Could you write out every entry exactly as it stands?

┌─ GIVEN RECORDS

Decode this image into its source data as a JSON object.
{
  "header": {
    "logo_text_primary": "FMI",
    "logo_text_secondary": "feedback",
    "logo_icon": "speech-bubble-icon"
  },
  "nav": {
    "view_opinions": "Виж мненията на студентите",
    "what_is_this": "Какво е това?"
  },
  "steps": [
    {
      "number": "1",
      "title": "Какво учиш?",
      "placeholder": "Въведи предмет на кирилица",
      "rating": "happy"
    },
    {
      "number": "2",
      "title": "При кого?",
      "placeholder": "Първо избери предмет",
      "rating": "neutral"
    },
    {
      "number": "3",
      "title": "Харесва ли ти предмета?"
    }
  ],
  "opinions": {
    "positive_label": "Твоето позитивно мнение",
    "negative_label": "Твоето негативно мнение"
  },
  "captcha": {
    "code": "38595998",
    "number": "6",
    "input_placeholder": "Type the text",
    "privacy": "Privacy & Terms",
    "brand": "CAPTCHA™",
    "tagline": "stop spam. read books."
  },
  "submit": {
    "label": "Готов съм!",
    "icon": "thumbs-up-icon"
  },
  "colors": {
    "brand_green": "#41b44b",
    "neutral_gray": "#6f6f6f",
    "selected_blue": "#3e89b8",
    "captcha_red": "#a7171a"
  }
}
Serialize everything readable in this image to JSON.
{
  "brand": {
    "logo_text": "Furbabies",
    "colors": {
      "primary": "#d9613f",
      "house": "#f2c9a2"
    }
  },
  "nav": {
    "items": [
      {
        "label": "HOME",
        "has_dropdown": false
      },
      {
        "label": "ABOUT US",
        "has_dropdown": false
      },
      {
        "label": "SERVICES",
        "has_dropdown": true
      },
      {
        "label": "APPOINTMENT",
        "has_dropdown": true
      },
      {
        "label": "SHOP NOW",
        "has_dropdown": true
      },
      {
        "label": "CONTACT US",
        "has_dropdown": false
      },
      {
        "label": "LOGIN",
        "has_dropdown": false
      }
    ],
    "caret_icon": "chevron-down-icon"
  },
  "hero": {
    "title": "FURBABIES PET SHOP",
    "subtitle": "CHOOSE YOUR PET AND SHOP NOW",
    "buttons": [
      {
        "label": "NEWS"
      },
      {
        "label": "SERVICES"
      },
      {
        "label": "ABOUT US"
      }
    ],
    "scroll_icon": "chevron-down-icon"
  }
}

└─

EXERCISE SOLUTION:
Decode this image into its source data as a JSON object.
{
  "header": {
    "logo_text_primary": "FMI",
    "logo_text_secondary": "feedback",
    "logo_icon": "speech-bubble-icon"
  },
  "nav": {
    "view_opinions": "Виж мненията на студентите",
    "what_is_this": "Какво е това?"
  },
  "steps": [
    {
      "number": "1",
      "title": "Какво учиш?",
      "placeholder": "Въведи предмет на кирилица",
      "rating": "happy"
    },
    {
      "number": "2",
      "title": "При кого?",
      "placeholder": "Първо избери предмет",
      "rating": "neutral"
    },
    {
      "number": "3",
      "title": "Харесва ли ти предмета?"
    }
  ],
  "opinions": {
    "positive_label": "Твоето позитивно мнение",
    "negative_label": "Твоето негативно мнение"
  },
  "captcha": {
    "code": "38595998",
    "number": "6",
    "input_placeholder": "Type the text",
    "privacy": "Privacy & Terms",
    "brand": "CAPTCHA™",
    "tagline": "stop spam. read books."
  },
  "submit": {
    "label": "Готов съм!",
    "icon": "thumbs-up-icon"
  },
  "colors": {
    "brand_green": "#41b44b",
    "neutral_gray": "#6f6f6f",
    "selected_blue": "#3e89b8",
    "captcha_red": "#a7171a"
  }
}
Serialize everything readable in this image to JSON.
{
  "brand": {
    "logo_text": "Furbabies",
    "colors": {
      "primary": "#d9613f",
      "house": "#f2c9a2"
    }
  },
  "nav": {
    "items": [
      {
        "label": "HOME",
        "has_dropdown": false
      },
      {
        "label": "ABOUT US",
        "has_dropdown": false
      },
      {
        "label": "SERVICES",
        "has_dropdown": true
      },
      {
        "label": "APPOINTMENT",
        "has_dropdown": true
      },
      {
        "label": "SHOP NOW",
        "has_dropdown": true
      },
      {
        "label": "CONTACT US",
        "has_dropdown": false
      },
      {
        "label": "LOGIN",
        "has_dropdown": false
      }
    ],
    "caret_icon": "chevron-down-icon"
  },
  "hero": {
    "title": "FURBABIES PET SHOP",
    "subtitle": "CHOOSE YOUR PET AND SHOP NOW",
    "buttons": [
      {
        "label": "NEWS"
      },
      {
        "label": "SERVICES"
      },
      {
        "label": "ABOUT US"
      }
    ],
    "scroll_icon": "chevron-down-icon"
  }
}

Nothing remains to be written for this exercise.